» **Records to process**:
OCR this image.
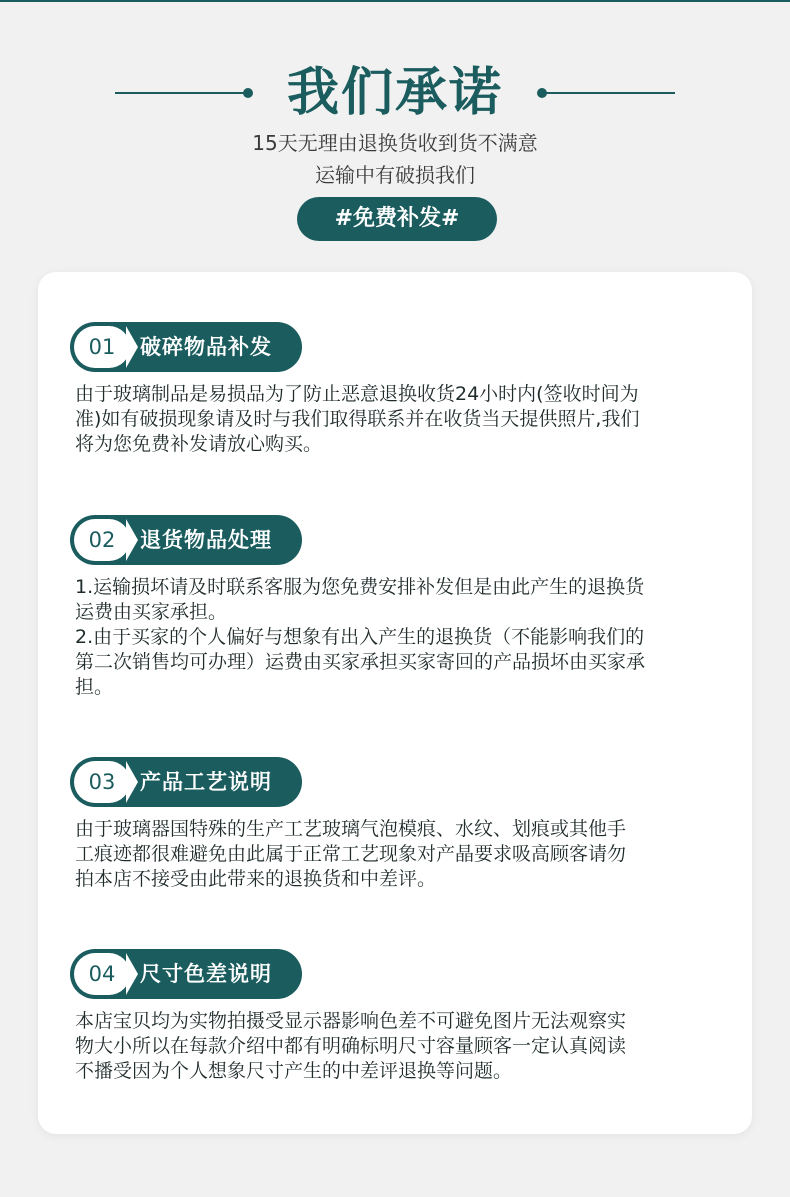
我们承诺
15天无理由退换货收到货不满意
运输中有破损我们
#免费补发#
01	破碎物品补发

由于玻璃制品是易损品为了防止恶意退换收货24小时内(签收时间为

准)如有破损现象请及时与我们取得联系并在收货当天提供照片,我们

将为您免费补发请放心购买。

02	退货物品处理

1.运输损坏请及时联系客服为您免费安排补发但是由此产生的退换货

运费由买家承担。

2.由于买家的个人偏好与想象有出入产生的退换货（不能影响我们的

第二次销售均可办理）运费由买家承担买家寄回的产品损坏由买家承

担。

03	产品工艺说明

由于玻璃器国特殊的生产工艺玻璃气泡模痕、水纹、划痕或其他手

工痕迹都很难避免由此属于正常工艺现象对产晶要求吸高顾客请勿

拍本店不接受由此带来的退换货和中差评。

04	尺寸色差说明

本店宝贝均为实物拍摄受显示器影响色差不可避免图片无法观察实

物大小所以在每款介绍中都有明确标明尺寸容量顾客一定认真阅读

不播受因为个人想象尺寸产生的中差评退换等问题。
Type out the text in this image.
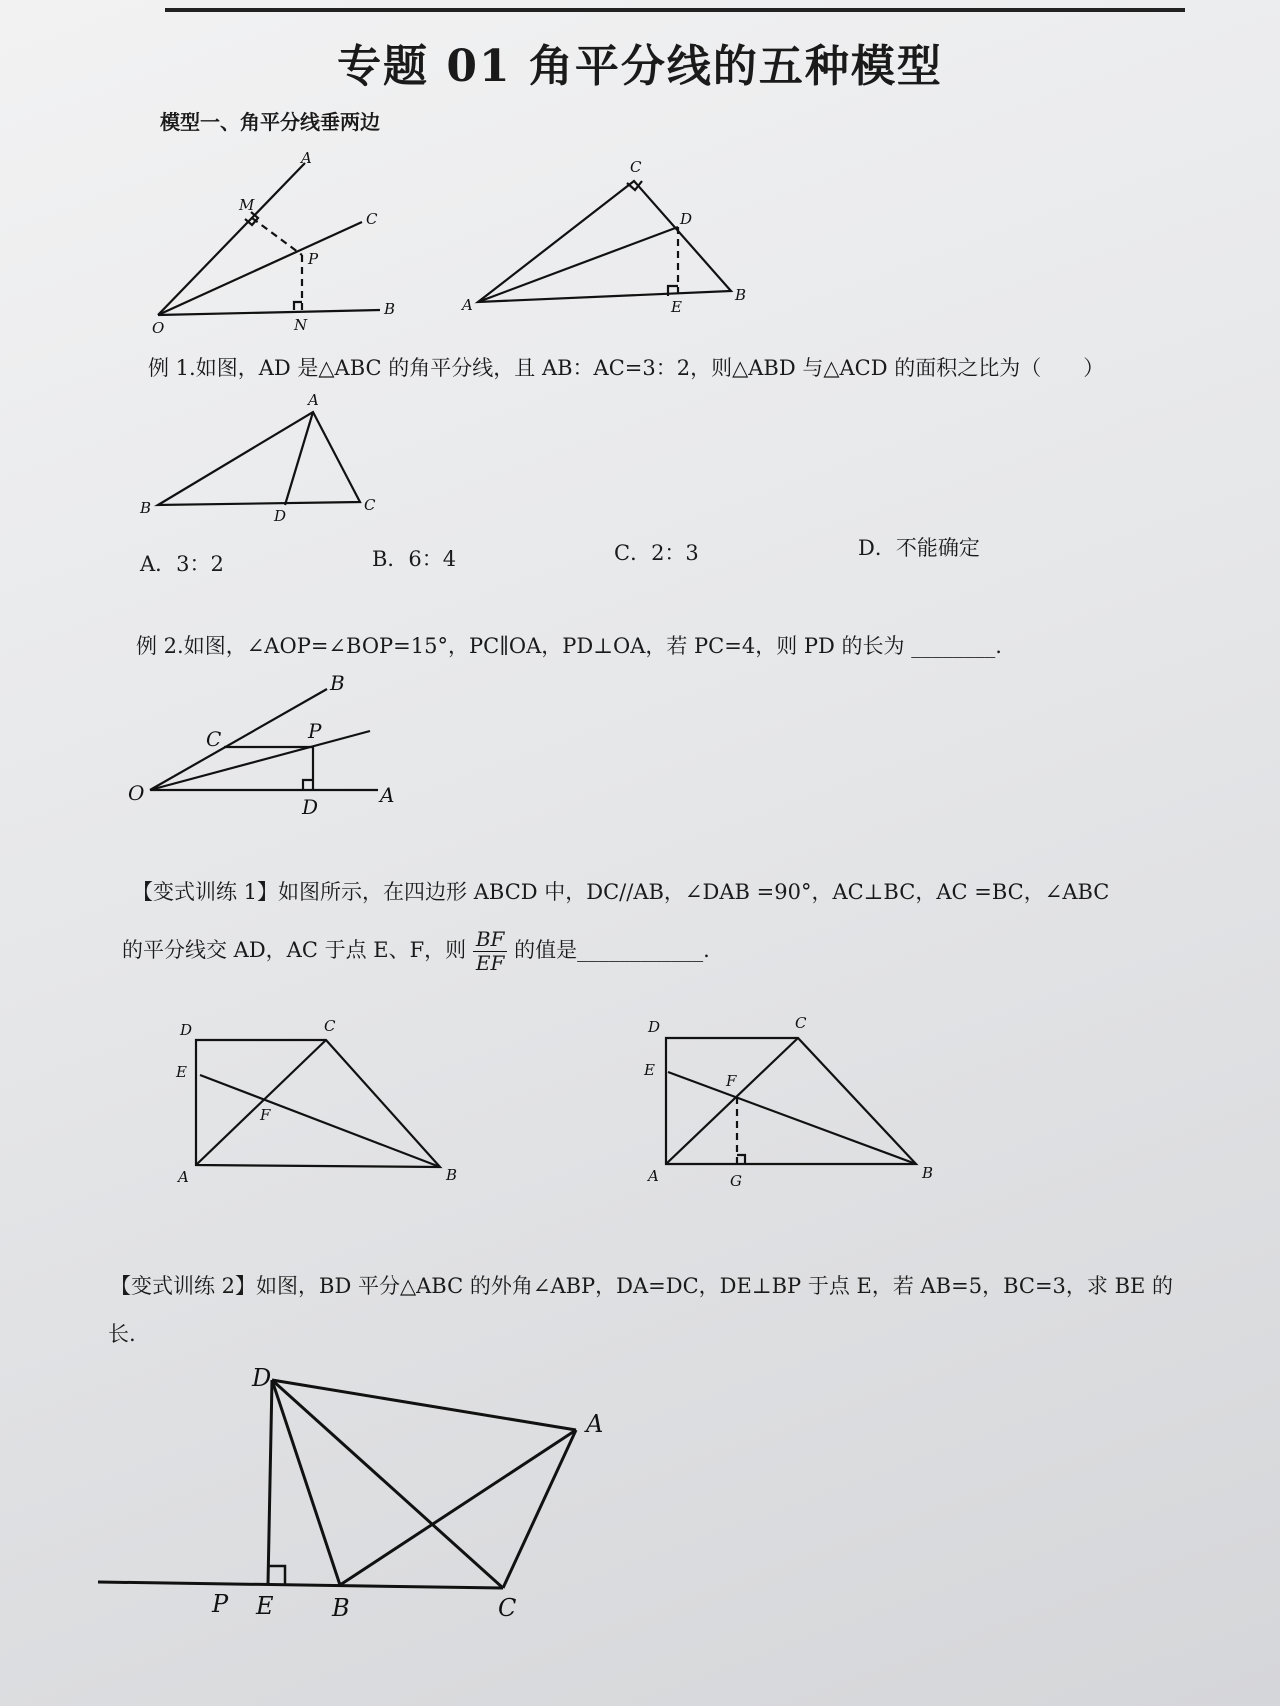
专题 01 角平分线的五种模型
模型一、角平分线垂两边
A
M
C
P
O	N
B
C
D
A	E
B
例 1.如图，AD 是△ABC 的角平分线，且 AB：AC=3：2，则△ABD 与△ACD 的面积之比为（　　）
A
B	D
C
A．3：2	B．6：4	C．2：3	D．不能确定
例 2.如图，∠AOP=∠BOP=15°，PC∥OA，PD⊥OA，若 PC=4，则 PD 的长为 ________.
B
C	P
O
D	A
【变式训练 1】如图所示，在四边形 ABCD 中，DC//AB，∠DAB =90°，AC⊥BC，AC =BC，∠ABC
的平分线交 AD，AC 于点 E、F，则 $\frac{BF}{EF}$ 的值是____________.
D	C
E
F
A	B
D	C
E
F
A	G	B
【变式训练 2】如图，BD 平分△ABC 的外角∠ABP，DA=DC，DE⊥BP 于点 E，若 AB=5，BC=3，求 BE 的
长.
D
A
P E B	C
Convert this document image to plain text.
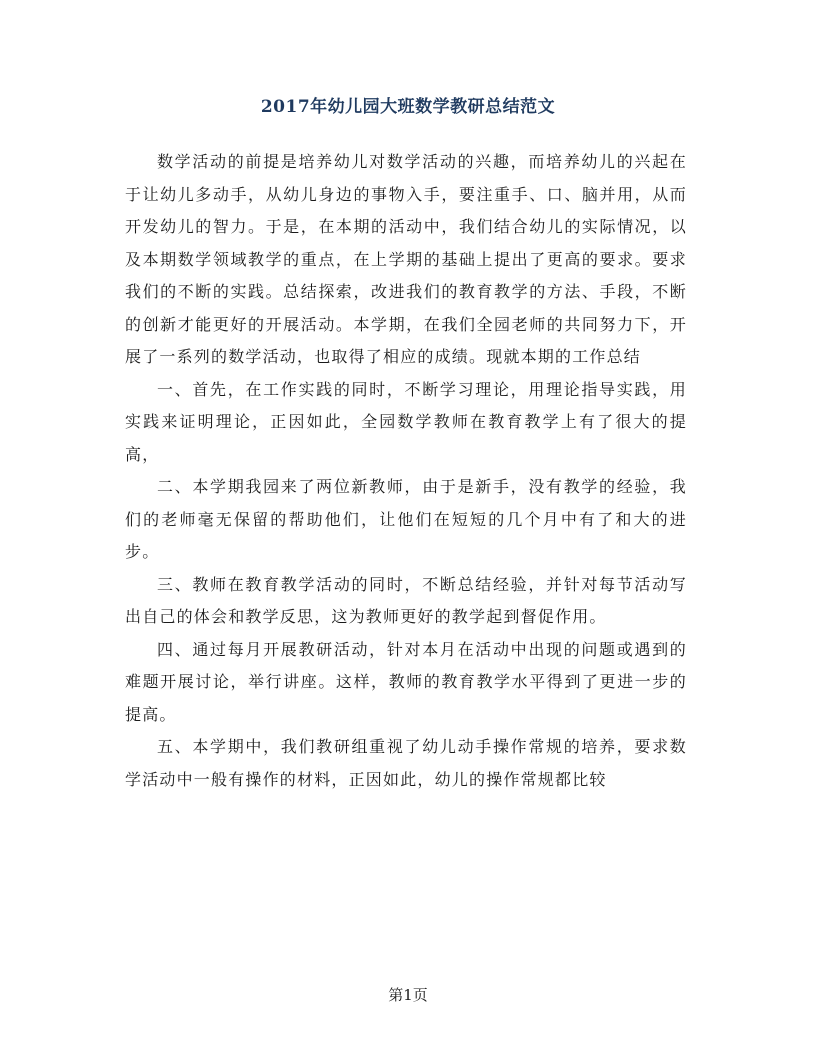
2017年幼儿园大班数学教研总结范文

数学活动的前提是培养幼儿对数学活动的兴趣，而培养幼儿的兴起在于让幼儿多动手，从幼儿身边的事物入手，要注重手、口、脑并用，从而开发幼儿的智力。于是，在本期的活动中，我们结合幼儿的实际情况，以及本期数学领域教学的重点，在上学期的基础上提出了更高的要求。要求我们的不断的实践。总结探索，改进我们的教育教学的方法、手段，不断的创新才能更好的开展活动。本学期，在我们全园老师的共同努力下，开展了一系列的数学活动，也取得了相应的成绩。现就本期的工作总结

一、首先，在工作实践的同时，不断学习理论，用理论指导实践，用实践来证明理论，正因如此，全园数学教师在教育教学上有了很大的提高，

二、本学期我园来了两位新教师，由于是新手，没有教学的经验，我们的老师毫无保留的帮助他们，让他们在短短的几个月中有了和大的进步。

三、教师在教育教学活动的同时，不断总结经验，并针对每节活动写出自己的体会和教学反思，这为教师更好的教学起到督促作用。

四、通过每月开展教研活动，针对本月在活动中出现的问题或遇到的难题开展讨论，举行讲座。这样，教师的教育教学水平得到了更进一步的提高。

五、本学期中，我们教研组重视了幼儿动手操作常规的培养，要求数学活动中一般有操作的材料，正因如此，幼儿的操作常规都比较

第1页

» **Set task**:
Give every line back word for word and leave the pictures out.

» **Exercise output**:
OCR this image.
我们承诺
15天无理由退换货收到货不满意
运输中有破损我们
#免费补发#
01	破碎物品补发

由于玻璃制品是易损品为了防止恶意退换收货24小时内(签收时间为

准)如有破损现象请及时与我们取得联系并在收货当天提供照片,我们

将为您免费补发请放心购买。

02	退货物品处理

1.运输损坏请及时联系客服为您免费安排补发但是由此产生的退换货

运费由买家承担。

2.由于买家的个人偏好与想象有出入产生的退换货（不能影响我们的

第二次销售均可办理）运费由买家承担买家寄回的产品损坏由买家承

担。

03	产品工艺说明

由于玻璃器国特殊的生产工艺玻璃气泡模痕、水纹、划痕或其他手

工痕迹都很难避免由此属于正常工艺现象对产晶要求吸高顾客请勿

拍本店不接受由此带来的退换货和中差评。

04	尺寸色差说明

本店宝贝均为实物拍摄受显示器影响色差不可避免图片无法观察实

物大小所以在每款介绍中都有明确标明尺寸容量顾客一定认真阅读

不播受因为个人想象尺寸产生的中差评退换等问题。
Type out the text in this image.
专题 01 角平分线的五种模型
模型一、角平分线垂两边
A
M
C
P
O	N
B
C
D
A	E
B
例 1.如图，AD 是△ABC 的角平分线，且 AB：AC=3：2，则△ABD 与△ACD 的面积之比为（　　）
A
B	D
C
A．3：2	B．6：4	C．2：3	D．不能确定
例 2.如图，∠AOP=∠BOP=15°，PC∥OA，PD⊥OA，若 PC=4，则 PD 的长为 ________.
B
C	P
O
D	A
【变式训练 1】如图所示，在四边形 ABCD 中，DC//AB，∠DAB =90°，AC⊥BC，AC =BC，∠ABC
的平分线交 AD，AC 于点 E、F，则 $\frac{BF}{EF}$ 的值是____________.
D	C
E
F
A	B
D	C
E
F
A	G	B
【变式训练 2】如图，BD 平分△ABC 的外角∠ABP，DA=DC，DE⊥BP 于点 E，若 AB=5，BC=3，求 BE 的
长.
D
A
P E B	C
Convert this document image to plain text.
2017年幼儿园大班数学教研总结范文

数学活动的前提是培养幼儿对数学活动的兴趣，而培养幼儿的兴起在于让幼儿多动手，从幼儿身边的事物入手，要注重手、口、脑并用，从而开发幼儿的智力。于是，在本期的活动中，我们结合幼儿的实际情况，以及本期数学领域教学的重点，在上学期的基础上提出了更高的要求。要求我们的不断的实践。总结探索，改进我们的教育教学的方法、手段，不断的创新才能更好的开展活动。本学期，在我们全园老师的共同努力下，开展了一系列的数学活动，也取得了相应的成绩。现就本期的工作总结

一、首先，在工作实践的同时，不断学习理论，用理论指导实践，用实践来证明理论，正因如此，全园数学教师在教育教学上有了很大的提高，

二、本学期我园来了两位新教师，由于是新手，没有教学的经验，我们的老师毫无保留的帮助他们，让他们在短短的几个月中有了和大的进步。

三、教师在教育教学活动的同时，不断总结经验，并针对每节活动写出自己的体会和教学反思，这为教师更好的教学起到督促作用。

四、通过每月开展教研活动，针对本月在活动中出现的问题或遇到的难题开展讨论，举行讲座。这样，教师的教育教学水平得到了更进一步的提高。

五、本学期中，我们教研组重视了幼儿动手操作常规的培养，要求数学活动中一般有操作的材料，正因如此，幼儿的操作常规都比较

第1页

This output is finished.